#### Aim of the task:
Print each line of the listing once more, precisely as given.

[Collected data entries]
⟨

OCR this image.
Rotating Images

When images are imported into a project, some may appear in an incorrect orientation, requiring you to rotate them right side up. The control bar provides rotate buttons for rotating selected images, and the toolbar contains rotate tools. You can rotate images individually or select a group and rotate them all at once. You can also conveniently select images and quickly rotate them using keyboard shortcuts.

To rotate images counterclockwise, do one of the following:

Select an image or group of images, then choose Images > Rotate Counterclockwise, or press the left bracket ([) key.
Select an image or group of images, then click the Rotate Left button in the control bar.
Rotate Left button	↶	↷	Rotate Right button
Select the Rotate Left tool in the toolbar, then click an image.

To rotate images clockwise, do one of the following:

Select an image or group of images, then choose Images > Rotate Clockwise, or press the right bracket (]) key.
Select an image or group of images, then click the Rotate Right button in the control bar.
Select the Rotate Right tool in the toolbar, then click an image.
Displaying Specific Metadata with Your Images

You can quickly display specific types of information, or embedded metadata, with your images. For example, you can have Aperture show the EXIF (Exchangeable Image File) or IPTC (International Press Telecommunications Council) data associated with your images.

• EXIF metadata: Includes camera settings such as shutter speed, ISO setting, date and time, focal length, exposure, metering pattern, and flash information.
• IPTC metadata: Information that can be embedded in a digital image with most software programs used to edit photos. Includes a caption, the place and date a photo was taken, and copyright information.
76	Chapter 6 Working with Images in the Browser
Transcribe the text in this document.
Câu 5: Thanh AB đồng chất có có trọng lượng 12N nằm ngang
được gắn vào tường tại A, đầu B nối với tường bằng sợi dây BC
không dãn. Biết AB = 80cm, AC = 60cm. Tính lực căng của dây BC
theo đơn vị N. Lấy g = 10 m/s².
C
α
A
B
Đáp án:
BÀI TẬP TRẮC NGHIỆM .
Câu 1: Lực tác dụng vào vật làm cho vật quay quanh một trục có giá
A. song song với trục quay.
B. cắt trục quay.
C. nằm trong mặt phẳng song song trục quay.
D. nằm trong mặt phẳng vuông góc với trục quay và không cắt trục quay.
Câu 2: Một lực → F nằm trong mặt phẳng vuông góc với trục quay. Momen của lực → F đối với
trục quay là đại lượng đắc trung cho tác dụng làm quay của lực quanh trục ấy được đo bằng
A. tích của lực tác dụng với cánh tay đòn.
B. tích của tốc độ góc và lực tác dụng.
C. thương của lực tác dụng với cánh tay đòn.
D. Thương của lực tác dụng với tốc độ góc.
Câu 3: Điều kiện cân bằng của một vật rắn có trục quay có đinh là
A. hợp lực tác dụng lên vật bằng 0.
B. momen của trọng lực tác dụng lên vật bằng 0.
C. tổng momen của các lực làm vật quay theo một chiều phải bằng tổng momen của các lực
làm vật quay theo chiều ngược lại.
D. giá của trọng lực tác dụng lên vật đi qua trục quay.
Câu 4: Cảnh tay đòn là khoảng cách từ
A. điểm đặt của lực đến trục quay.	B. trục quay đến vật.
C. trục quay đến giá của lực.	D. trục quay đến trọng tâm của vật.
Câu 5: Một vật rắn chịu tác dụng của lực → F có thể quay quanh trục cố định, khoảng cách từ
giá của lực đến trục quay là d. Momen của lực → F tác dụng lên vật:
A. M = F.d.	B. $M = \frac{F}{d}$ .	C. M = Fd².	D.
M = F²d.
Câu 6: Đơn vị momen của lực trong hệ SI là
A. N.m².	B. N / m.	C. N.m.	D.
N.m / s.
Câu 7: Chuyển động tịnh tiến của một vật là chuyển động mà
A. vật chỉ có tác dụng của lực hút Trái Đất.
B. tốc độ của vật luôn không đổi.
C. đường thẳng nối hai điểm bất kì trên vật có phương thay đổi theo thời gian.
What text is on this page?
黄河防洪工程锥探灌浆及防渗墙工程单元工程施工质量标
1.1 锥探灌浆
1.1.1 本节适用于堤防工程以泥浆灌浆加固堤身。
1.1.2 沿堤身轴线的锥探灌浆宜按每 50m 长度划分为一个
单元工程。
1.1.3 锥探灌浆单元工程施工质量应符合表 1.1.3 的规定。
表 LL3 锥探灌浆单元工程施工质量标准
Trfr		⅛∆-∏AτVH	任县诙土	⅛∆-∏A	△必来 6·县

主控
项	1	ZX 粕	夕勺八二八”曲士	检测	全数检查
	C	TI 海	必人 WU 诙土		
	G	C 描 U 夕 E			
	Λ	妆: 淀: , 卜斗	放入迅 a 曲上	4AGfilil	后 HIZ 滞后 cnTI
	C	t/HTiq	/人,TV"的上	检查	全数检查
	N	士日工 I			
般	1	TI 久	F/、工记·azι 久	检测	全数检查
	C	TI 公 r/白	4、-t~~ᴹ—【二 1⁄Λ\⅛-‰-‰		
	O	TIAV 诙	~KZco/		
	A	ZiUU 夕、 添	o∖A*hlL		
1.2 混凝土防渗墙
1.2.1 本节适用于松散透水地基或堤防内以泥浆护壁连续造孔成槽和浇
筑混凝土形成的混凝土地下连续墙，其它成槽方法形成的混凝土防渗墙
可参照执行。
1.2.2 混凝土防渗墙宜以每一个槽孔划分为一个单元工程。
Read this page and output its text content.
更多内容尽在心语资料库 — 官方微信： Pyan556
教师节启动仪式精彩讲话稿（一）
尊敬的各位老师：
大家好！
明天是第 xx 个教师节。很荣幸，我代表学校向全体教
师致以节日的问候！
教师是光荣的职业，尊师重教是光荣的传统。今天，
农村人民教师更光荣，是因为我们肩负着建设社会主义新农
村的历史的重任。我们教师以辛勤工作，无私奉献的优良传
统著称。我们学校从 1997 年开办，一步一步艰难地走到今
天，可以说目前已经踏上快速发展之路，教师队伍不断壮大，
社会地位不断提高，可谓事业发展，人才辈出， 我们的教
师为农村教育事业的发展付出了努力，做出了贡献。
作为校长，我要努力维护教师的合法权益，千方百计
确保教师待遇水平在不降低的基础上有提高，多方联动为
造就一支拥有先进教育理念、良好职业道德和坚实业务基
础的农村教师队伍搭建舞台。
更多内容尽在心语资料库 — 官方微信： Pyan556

⟩

#### Exercise result:
OCR this image.
Rotating Images

When images are imported into a project, some may appear in an incorrect orientation, requiring you to rotate them right side up. The control bar provides rotate buttons for rotating selected images, and the toolbar contains rotate tools. You can rotate images individually or select a group and rotate them all at once. You can also conveniently select images and quickly rotate them using keyboard shortcuts.

To rotate images counterclockwise, do one of the following:

Select an image or group of images, then choose Images > Rotate Counterclockwise, or press the left bracket ([) key.
Select an image or group of images, then click the Rotate Left button in the control bar.
Rotate Left button	↶	↷	Rotate Right button
Select the Rotate Left tool in the toolbar, then click an image.

To rotate images clockwise, do one of the following:

Select an image or group of images, then choose Images > Rotate Clockwise, or press the right bracket (]) key.
Select an image or group of images, then click the Rotate Right button in the control bar.
Select the Rotate Right tool in the toolbar, then click an image.
Displaying Specific Metadata with Your Images

You can quickly display specific types of information, or embedded metadata, with your images. For example, you can have Aperture show the EXIF (Exchangeable Image File) or IPTC (International Press Telecommunications Council) data associated with your images.

• EXIF metadata: Includes camera settings such as shutter speed, ISO setting, date and time, focal length, exposure, metering pattern, and flash information.
• IPTC metadata: Information that can be embedded in a digital image with most software programs used to edit photos. Includes a caption, the place and date a photo was taken, and copyright information.
76	Chapter 6 Working with Images in the Browser
Transcribe the text in this document.
Câu 5: Thanh AB đồng chất có có trọng lượng 12N nằm ngang
được gắn vào tường tại A, đầu B nối với tường bằng sợi dây BC
không dãn. Biết AB = 80cm, AC = 60cm. Tính lực căng của dây BC
theo đơn vị N. Lấy g = 10 m/s².
C
α
A
B
Đáp án:
BÀI TẬP TRẮC NGHIỆM .
Câu 1: Lực tác dụng vào vật làm cho vật quay quanh một trục có giá
A. song song với trục quay.
B. cắt trục quay.
C. nằm trong mặt phẳng song song trục quay.
D. nằm trong mặt phẳng vuông góc với trục quay và không cắt trục quay.
Câu 2: Một lực → F nằm trong mặt phẳng vuông góc với trục quay. Momen của lực → F đối với
trục quay là đại lượng đắc trung cho tác dụng làm quay của lực quanh trục ấy được đo bằng
A. tích của lực tác dụng với cánh tay đòn.
B. tích của tốc độ góc và lực tác dụng.
C. thương của lực tác dụng với cánh tay đòn.
D. Thương của lực tác dụng với tốc độ góc.
Câu 3: Điều kiện cân bằng của một vật rắn có trục quay có đinh là
A. hợp lực tác dụng lên vật bằng 0.
B. momen của trọng lực tác dụng lên vật bằng 0.
C. tổng momen của các lực làm vật quay theo một chiều phải bằng tổng momen của các lực
làm vật quay theo chiều ngược lại.
D. giá của trọng lực tác dụng lên vật đi qua trục quay.
Câu 4: Cảnh tay đòn là khoảng cách từ
A. điểm đặt của lực đến trục quay.	B. trục quay đến vật.
C. trục quay đến giá của lực.	D. trục quay đến trọng tâm của vật.
Câu 5: Một vật rắn chịu tác dụng của lực → F có thể quay quanh trục cố định, khoảng cách từ
giá của lực đến trục quay là d. Momen của lực → F tác dụng lên vật:
A. M = F.d.	B. $M = \frac{F}{d}$ .	C. M = Fd².	D.
M = F²d.
Câu 6: Đơn vị momen của lực trong hệ SI là
A. N.m².	B. N / m.	C. N.m.	D.
N.m / s.
Câu 7: Chuyển động tịnh tiến của một vật là chuyển động mà
A. vật chỉ có tác dụng của lực hút Trái Đất.
B. tốc độ của vật luôn không đổi.
C. đường thẳng nối hai điểm bất kì trên vật có phương thay đổi theo thời gian.
What text is on this page?
黄河防洪工程锥探灌浆及防渗墙工程单元工程施工质量标
1.1 锥探灌浆
1.1.1 本节适用于堤防工程以泥浆灌浆加固堤身。
1.1.2 沿堤身轴线的锥探灌浆宜按每 50m 长度划分为一个
单元工程。
1.1.3 锥探灌浆单元工程施工质量应符合表 1.1.3 的规定。
表 LL3 锥探灌浆单元工程施工质量标准
Trfr		⅛∆-∏AτVH	任县诙土	⅛∆-∏A	△必来 6·县

主控
项	1	ZX 粕	夕勺八二八”曲士	检测	全数检查
	C	TI 海	必人 WU 诙土		
	G	C 描 U 夕 E			
	Λ	妆: 淀: , 卜斗	放入迅 a 曲上	4AGfilil	后 HIZ 滞后 cnTI
	C	t/HTiq	/人,TV"的上	检查	全数检查
	N	士日工 I			
般	1	TI 久	F/、工记·azι 久	检测	全数检查
	C	TI 公 r/白	4、-t~~ᴹ—【二 1⁄Λ\⅛-‰-‰		
	O	TIAV 诙	~KZco/		
	A	ZiUU 夕、 添	o∖A*hlL		
1.2 混凝土防渗墙
1.2.1 本节适用于松散透水地基或堤防内以泥浆护壁连续造孔成槽和浇
筑混凝土形成的混凝土地下连续墙，其它成槽方法形成的混凝土防渗墙
可参照执行。
1.2.2 混凝土防渗墙宜以每一个槽孔划分为一个单元工程。
Read this page and output its text content.
更多内容尽在心语资料库 — 官方微信： Pyan556
教师节启动仪式精彩讲话稿（一）
尊敬的各位老师：
大家好！
明天是第 xx 个教师节。很荣幸，我代表学校向全体教
师致以节日的问候！
教师是光荣的职业，尊师重教是光荣的传统。今天，
农村人民教师更光荣，是因为我们肩负着建设社会主义新农
村的历史的重任。我们教师以辛勤工作，无私奉献的优良传
统著称。我们学校从 1997 年开办，一步一步艰难地走到今
天，可以说目前已经踏上快速发展之路，教师队伍不断壮大，
社会地位不断提高，可谓事业发展，人才辈出， 我们的教
师为农村教育事业的发展付出了努力，做出了贡献。
作为校长，我要努力维护教师的合法权益，千方百计
确保教师待遇水平在不降低的基础上有提高，多方联动为
造就一支拥有先进教育理念、良好职业道德和坚实业务基
础的农村教师队伍搭建舞台。
更多内容尽在心语资料库 — 官方微信： Pyan556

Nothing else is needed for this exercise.